*任务目标*. 将下列全部记录逐行照原样重新给出，不得改动任何字符。

元素边界框记录
------------------------------------------------------------------------

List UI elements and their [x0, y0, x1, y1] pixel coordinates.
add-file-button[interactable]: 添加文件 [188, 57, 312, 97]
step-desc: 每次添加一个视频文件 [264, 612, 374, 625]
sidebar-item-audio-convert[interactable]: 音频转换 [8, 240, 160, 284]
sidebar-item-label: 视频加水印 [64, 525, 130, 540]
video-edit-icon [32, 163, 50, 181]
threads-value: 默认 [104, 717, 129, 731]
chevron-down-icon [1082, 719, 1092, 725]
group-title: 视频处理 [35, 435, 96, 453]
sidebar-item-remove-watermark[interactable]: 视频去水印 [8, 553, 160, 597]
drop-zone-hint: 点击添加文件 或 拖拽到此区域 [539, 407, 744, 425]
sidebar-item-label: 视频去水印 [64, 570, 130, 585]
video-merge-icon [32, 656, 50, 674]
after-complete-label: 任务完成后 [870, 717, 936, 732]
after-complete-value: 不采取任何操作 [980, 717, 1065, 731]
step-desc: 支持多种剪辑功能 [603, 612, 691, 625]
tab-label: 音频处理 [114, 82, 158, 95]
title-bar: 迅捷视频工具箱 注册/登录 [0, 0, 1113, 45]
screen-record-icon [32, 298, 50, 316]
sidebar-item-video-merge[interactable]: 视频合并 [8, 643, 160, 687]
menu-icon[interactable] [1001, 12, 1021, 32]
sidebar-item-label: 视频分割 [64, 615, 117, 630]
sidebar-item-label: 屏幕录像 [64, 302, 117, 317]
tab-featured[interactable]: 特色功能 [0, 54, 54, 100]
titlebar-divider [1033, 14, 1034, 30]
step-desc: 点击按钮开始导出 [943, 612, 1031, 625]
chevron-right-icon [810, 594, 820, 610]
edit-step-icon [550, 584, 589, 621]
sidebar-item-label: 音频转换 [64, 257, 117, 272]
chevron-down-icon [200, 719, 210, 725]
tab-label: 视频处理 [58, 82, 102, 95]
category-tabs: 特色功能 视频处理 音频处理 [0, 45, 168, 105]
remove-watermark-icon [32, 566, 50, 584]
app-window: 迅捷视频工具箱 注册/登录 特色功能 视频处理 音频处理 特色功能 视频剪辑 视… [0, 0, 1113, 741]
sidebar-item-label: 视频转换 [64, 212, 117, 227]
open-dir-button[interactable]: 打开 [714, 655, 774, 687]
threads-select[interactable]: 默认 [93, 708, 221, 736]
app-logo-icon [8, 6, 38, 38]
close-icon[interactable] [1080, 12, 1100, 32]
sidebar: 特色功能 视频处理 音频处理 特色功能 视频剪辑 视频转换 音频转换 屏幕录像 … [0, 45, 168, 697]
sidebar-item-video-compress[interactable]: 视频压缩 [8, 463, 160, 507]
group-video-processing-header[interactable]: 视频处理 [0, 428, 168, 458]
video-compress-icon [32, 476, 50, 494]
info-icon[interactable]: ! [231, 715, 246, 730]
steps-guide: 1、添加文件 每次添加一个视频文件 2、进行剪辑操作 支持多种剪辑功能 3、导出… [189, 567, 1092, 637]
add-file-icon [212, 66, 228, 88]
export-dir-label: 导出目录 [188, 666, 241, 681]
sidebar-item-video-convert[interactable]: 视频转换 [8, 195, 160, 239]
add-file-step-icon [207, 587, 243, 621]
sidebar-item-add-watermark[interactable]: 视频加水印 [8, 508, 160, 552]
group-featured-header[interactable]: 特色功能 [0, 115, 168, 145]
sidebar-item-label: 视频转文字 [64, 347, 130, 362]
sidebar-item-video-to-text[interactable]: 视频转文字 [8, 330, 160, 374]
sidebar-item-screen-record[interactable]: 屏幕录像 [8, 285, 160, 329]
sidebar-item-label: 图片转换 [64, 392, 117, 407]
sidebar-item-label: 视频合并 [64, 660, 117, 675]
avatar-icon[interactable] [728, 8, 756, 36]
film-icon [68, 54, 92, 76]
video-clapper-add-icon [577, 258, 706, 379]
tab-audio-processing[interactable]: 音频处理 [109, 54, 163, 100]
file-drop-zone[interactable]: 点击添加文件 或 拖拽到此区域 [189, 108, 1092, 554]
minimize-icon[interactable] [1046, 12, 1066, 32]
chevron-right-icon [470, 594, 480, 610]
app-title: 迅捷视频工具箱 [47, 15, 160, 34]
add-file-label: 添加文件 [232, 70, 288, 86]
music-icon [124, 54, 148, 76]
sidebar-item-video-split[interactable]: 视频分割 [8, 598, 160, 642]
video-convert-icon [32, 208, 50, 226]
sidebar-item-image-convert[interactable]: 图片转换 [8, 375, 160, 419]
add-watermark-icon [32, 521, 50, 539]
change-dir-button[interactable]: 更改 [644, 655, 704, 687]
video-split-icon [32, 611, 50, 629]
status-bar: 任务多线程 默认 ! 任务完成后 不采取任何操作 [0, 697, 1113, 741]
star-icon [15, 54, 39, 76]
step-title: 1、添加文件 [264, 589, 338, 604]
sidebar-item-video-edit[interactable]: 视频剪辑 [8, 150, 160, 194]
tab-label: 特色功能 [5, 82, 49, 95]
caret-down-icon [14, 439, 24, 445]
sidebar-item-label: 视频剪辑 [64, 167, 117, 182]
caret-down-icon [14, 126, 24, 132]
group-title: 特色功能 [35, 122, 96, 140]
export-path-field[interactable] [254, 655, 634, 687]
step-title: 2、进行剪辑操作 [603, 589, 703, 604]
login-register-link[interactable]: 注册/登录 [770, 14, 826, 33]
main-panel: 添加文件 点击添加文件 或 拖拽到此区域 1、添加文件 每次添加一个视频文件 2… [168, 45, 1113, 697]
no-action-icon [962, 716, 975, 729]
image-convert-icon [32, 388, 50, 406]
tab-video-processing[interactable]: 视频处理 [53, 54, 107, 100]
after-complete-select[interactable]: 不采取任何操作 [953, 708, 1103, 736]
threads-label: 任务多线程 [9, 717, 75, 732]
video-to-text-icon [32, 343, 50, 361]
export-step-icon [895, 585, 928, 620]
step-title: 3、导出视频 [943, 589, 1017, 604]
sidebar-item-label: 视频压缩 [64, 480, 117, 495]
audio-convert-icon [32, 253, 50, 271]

------------------------------------------------------------------------

*任务输出*.
List UI elements and their [x0, y0, x1, y1] pixel coordinates.
add-file-button[interactable]: 添加文件 [188, 57, 312, 97]
step-desc: 每次添加一个视频文件 [264, 612, 374, 625]
sidebar-item-audio-convert[interactable]: 音频转换 [8, 240, 160, 284]
sidebar-item-label: 视频加水印 [64, 525, 130, 540]
video-edit-icon [32, 163, 50, 181]
threads-value: 默认 [104, 717, 129, 731]
chevron-down-icon [1082, 719, 1092, 725]
group-title: 视频处理 [35, 435, 96, 453]
sidebar-item-remove-watermark[interactable]: 视频去水印 [8, 553, 160, 597]
drop-zone-hint: 点击添加文件 或 拖拽到此区域 [539, 407, 744, 425]
sidebar-item-label: 视频去水印 [64, 570, 130, 585]
video-merge-icon [32, 656, 50, 674]
after-complete-label: 任务完成后 [870, 717, 936, 732]
after-complete-value: 不采取任何操作 [980, 717, 1065, 731]
step-desc: 支持多种剪辑功能 [603, 612, 691, 625]
tab-label: 音频处理 [114, 82, 158, 95]
title-bar: 迅捷视频工具箱 注册/登录 [0, 0, 1113, 45]
screen-record-icon [32, 298, 50, 316]
sidebar-item-video-merge[interactable]: 视频合并 [8, 643, 160, 687]
menu-icon[interactable] [1001, 12, 1021, 32]
sidebar-item-label: 视频分割 [64, 615, 117, 630]
sidebar-item-label: 屏幕录像 [64, 302, 117, 317]
tab-featured[interactable]: 特色功能 [0, 54, 54, 100]
titlebar-divider [1033, 14, 1034, 30]
step-desc: 点击按钮开始导出 [943, 612, 1031, 625]
chevron-right-icon [810, 594, 820, 610]
edit-step-icon [550, 584, 589, 621]
sidebar-item-label: 音频转换 [64, 257, 117, 272]
chevron-down-icon [200, 719, 210, 725]
tab-label: 视频处理 [58, 82, 102, 95]
category-tabs: 特色功能 视频处理 音频处理 [0, 45, 168, 105]
remove-watermark-icon [32, 566, 50, 584]
app-window: 迅捷视频工具箱 注册/登录 特色功能 视频处理 音频处理 特色功能 视频剪辑 视… [0, 0, 1113, 741]
sidebar-item-label: 视频转换 [64, 212, 117, 227]
open-dir-button[interactable]: 打开 [714, 655, 774, 687]
threads-select[interactable]: 默认 [93, 708, 221, 736]
app-logo-icon [8, 6, 38, 38]
close-icon[interactable] [1080, 12, 1100, 32]
sidebar: 特色功能 视频处理 音频处理 特色功能 视频剪辑 视频转换 音频转换 屏幕录像 … [0, 45, 168, 697]
sidebar-item-video-compress[interactable]: 视频压缩 [8, 463, 160, 507]
group-video-processing-header[interactable]: 视频处理 [0, 428, 168, 458]
video-compress-icon [32, 476, 50, 494]
info-icon[interactable]: ! [231, 715, 246, 730]
steps-guide: 1、添加文件 每次添加一个视频文件 2、进行剪辑操作 支持多种剪辑功能 3、导出… [189, 567, 1092, 637]
add-file-icon [212, 66, 228, 88]
export-dir-label: 导出目录 [188, 666, 241, 681]
sidebar-item-video-convert[interactable]: 视频转换 [8, 195, 160, 239]
add-file-step-icon [207, 587, 243, 621]
sidebar-item-add-watermark[interactable]: 视频加水印 [8, 508, 160, 552]
group-featured-header[interactable]: 特色功能 [0, 115, 168, 145]
sidebar-item-label: 视频转文字 [64, 347, 130, 362]
sidebar-item-video-to-text[interactable]: 视频转文字 [8, 330, 160, 374]
sidebar-item-screen-record[interactable]: 屏幕录像 [8, 285, 160, 329]
sidebar-item-label: 图片转换 [64, 392, 117, 407]
sidebar-item-label: 视频合并 [64, 660, 117, 675]
avatar-icon[interactable] [728, 8, 756, 36]
film-icon [68, 54, 92, 76]
video-clapper-add-icon [577, 258, 706, 379]
tab-audio-processing[interactable]: 音频处理 [109, 54, 163, 100]
file-drop-zone[interactable]: 点击添加文件 或 拖拽到此区域 [189, 108, 1092, 554]
minimize-icon[interactable] [1046, 12, 1066, 32]
chevron-right-icon [470, 594, 480, 610]
app-title: 迅捷视频工具箱 [47, 15, 160, 34]
add-file-label: 添加文件 [232, 70, 288, 86]
music-icon [124, 54, 148, 76]
sidebar-item-video-split[interactable]: 视频分割 [8, 598, 160, 642]
video-convert-icon [32, 208, 50, 226]
sidebar-item-image-convert[interactable]: 图片转换 [8, 375, 160, 419]
add-watermark-icon [32, 521, 50, 539]
change-dir-button[interactable]: 更改 [644, 655, 704, 687]
video-split-icon [32, 611, 50, 629]
status-bar: 任务多线程 默认 ! 任务完成后 不采取任何操作 [0, 697, 1113, 741]
star-icon [15, 54, 39, 76]
step-title: 1、添加文件 [264, 589, 338, 604]
sidebar-item-video-edit[interactable]: 视频剪辑 [8, 150, 160, 194]
tab-label: 特色功能 [5, 82, 49, 95]
caret-down-icon [14, 439, 24, 445]
sidebar-item-label: 视频剪辑 [64, 167, 117, 182]
caret-down-icon [14, 126, 24, 132]
group-title: 特色功能 [35, 122, 96, 140]
export-path-field[interactable] [254, 655, 634, 687]
step-title: 2、进行剪辑操作 [603, 589, 703, 604]
login-register-link[interactable]: 注册/登录 [770, 14, 826, 33]
main-panel: 添加文件 点击添加文件 或 拖拽到此区域 1、添加文件 每次添加一个视频文件 2… [168, 45, 1113, 697]
no-action-icon [962, 716, 975, 729]
image-convert-icon [32, 388, 50, 406]
tab-video-processing[interactable]: 视频处理 [53, 54, 107, 100]
after-complete-select[interactable]: 不采取任何操作 [953, 708, 1103, 736]
threads-label: 任务多线程 [9, 717, 75, 732]
video-to-text-icon [32, 343, 50, 361]
export-step-icon [895, 585, 928, 620]
step-title: 3、导出视频 [943, 589, 1017, 604]
sidebar-item-label: 视频压缩 [64, 480, 117, 495]
audio-convert-icon [32, 253, 50, 271]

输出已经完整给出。